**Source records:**
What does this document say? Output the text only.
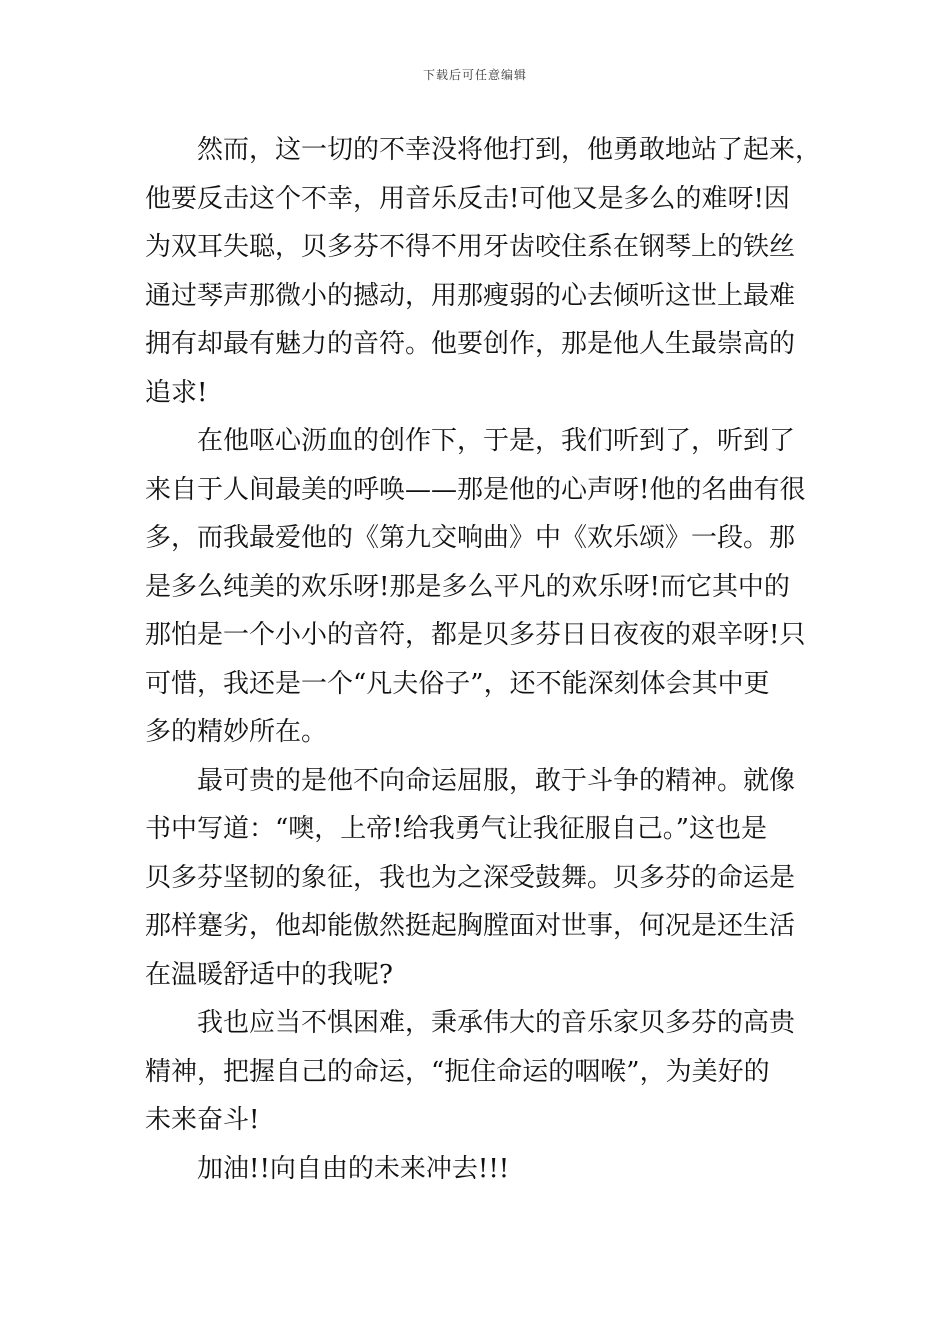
下载后可任意编辑
然而，这一切的不幸没将他打到，他勇敢地站了起来，
他要反击这个不幸，用音乐反击!可他又是多么的难呀!因
为双耳失聪，贝多芬不得不用牙齿咬住系在钢琴上的铁丝
通过琴声那微小的撼动，用那瘦弱的心去倾听这世上最难
拥有却最有魅力的音符。他要创作，那是他人生最崇高的
追求!
在他呕心沥血的创作下，于是，我们听到了，听到了
来自于人间最美的呼唤——那是他的心声呀!他的名曲有很
多，而我最爱他的《第九交响曲》中《欢乐颂》一段。那
是多么纯美的欢乐呀!那是多么平凡的欢乐呀!而它其中的
那怕是一个小小的音符，都是贝多芬日日夜夜的艰辛呀!只
可惜，我还是一个“凡夫俗子”，还不能深刻体会其中更
多的精妙所在。
最可贵的是他不向命运屈服，敢于斗争的精神。就像
书中写道：“噢，上帝!给我勇气让我征服自己。”这也是
贝多芬坚韧的象征，我也为之深受鼓舞。贝多芬的命运是
那样蹇劣，他却能傲然挺起胸膛面对世事，何况是还生活
在温暖舒适中的我呢?
我也应当不惧困难，秉承伟大的音乐家贝多芬的高贵
精神，把握自己的命运，“扼住命运的咽喉”，为美好的
未来奋斗!
加油!!向自由的未来冲去!!!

**Your task:** Reproduce each line exactly, please, except for any pictures.

**Reply to the exercise:**
What does this document say? Output the text only.
下载后可任意编辑
然而，这一切的不幸没将他打到，他勇敢地站了起来，
他要反击这个不幸，用音乐反击!可他又是多么的难呀!因
为双耳失聪，贝多芬不得不用牙齿咬住系在钢琴上的铁丝
通过琴声那微小的撼动，用那瘦弱的心去倾听这世上最难
拥有却最有魅力的音符。他要创作，那是他人生最崇高的
追求!
在他呕心沥血的创作下，于是，我们听到了，听到了
来自于人间最美的呼唤——那是他的心声呀!他的名曲有很
多，而我最爱他的《第九交响曲》中《欢乐颂》一段。那
是多么纯美的欢乐呀!那是多么平凡的欢乐呀!而它其中的
那怕是一个小小的音符，都是贝多芬日日夜夜的艰辛呀!只
可惜，我还是一个“凡夫俗子”，还不能深刻体会其中更
多的精妙所在。
最可贵的是他不向命运屈服，敢于斗争的精神。就像
书中写道：“噢，上帝!给我勇气让我征服自己。”这也是
贝多芬坚韧的象征，我也为之深受鼓舞。贝多芬的命运是
那样蹇劣，他却能傲然挺起胸膛面对世事，何况是还生活
在温暖舒适中的我呢?
我也应当不惧困难，秉承伟大的音乐家贝多芬的高贵
精神，把握自己的命运，“扼住命运的咽喉”，为美好的
未来奋斗!
加油!!向自由的未来冲去!!!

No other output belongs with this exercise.